## Document segment:
──────────────────────────────

Pain is ceremonious as a funeral procession. I’m not entirely sure who or what to follow into the underworld. I’m not sure I want to visit the underworld. It is said that if one looks long enough in the mirror one will see death. What I see is a face with deepening creases and wrinkles. Bags under the eyes. A wattle under the chin. All you need is love, sang the Beatles, and they were right, of course. But it’s harder than one might think to go around in one’s mind without getting tangled up in worries and imagine that a feeling of love (I know this is vague, but bear with me) will remedy the situation. The situation being the human condition. In a word: angst. What a great word, angst. It sounds like what it means. A profound aching that penetrates to the bone. A bundle of anxieties, fears, dread, premonitions, conflicts, remorse and dilemmas, all of which begin as soon as cognition begins. As soon as we are brought into this world still covered with blood and slime and open our eyes. The stark light of reality vibrates in the nerves like electricity humming through the high-voltage cables of a transformer station.
It’s never-ending, a Möbius loop of perplexities and anguish.
I’m sorry if this is a bummer. But I’ve chosen pain as my topic and feel a certain responsibility to stick with it.
Thinking is synonymous with apprehension. I think that goes for all people, but since I’m me, and speaking from my point of view, I’d have to say the situation merits special attention.
My mental life is ensnarled with pointless obsessions. This is my brain (picture a sponge). This is my brain on words (picture a sponge dripping words). It’s a jungle in there. Tangles of jackal-berry, spider lilies, and mangosteen share precious skull space with prickly lettuce, poor-man’s spinach, and the Agenbite of Inwit.
Is the Cretaceous over? Not in my head it’s not.
Sometimes you can find redemption in a hot dog. It’s the food of youth. People eat hot dogs when they’re having fun. Put mustard on it. See if it smells of impertinence. If it smells of impertinence, it’s a good hot dog. If it doesn’t, you might prefer a baked potato.
Pain is rarely this ambiguous. But sometimes yeah, sometimes pain can emit a pagan stubble. The sky murmurs winches and pulleys. Consciousness creates chemicals never before seen on TV. And so goes a skeleton of numbers, another face in the asphalt.
It’s confusing as hell. Where did this pain come from? What’s it doing bothering me? Why me?
Pain isn’t choosey. Pain is as democratic as things get. Apart from thinking. Which is cerebral and sparkly.
Each thought is a fetus in your head. Calendars are shifts in temperature. Pain is pure sorcery. I watched some once roam around a ripple of transparency. It made me feel dribbled, as if existing had to do with everything, including fucking one another. The best way out of this nonsense is to sit down and open a book.

──────────────────────────────

## Problems and tasks:
**1)** Render the sentence "Thinking is synonymous with apprehension." from the piece on pain in French.
**2)** Resume the piece on pain after its final sentence.
The lines after this piece come from a different source.

## Recorded data:
──────────────────────────────

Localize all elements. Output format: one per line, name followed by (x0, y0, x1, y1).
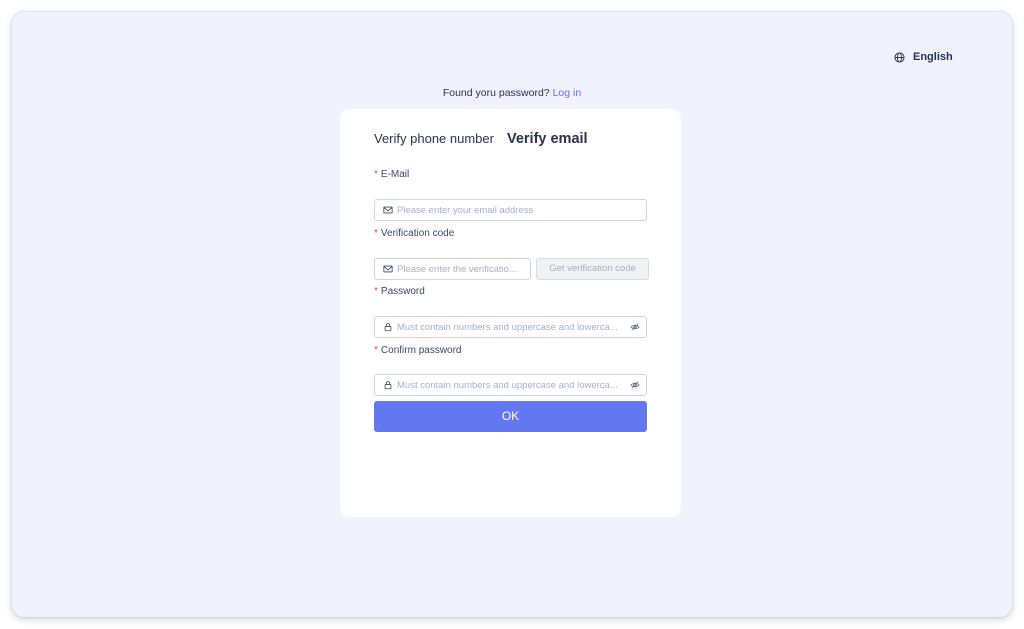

──────────────────────────────

## Results for the exercise:
**1)** Penser est synonyme d'appréhension.

**2)**
The paper hovers above an emotion constructed out of words. This is what happens in a marriage between emotion and darkness. It’s written in my face. Nouns stick to my body like refrigerator magnets. Verbs are more difficult. You have to do them. Perform them. Argue with a forehead. Eat. Sleep. Blow glass.
If you act like a clarinet expect gold and copper. Imagine it’s raining on a tank. The men inside are playing cards. That’s my definition of lungs. Another is streams of air getting sculpted into words. That’s my idea of thinking. The bump bump bump of the beating heart.
Most pains are exquisite. Easy to understand. Easy to resolve. Take your finger out of the fire. Crawl to the lodge and cry for help.
Emotional pain is a little different. It’s a dribble of sensation. The drawers jingle with habit. We evade the pain we glaze with our fancy glass.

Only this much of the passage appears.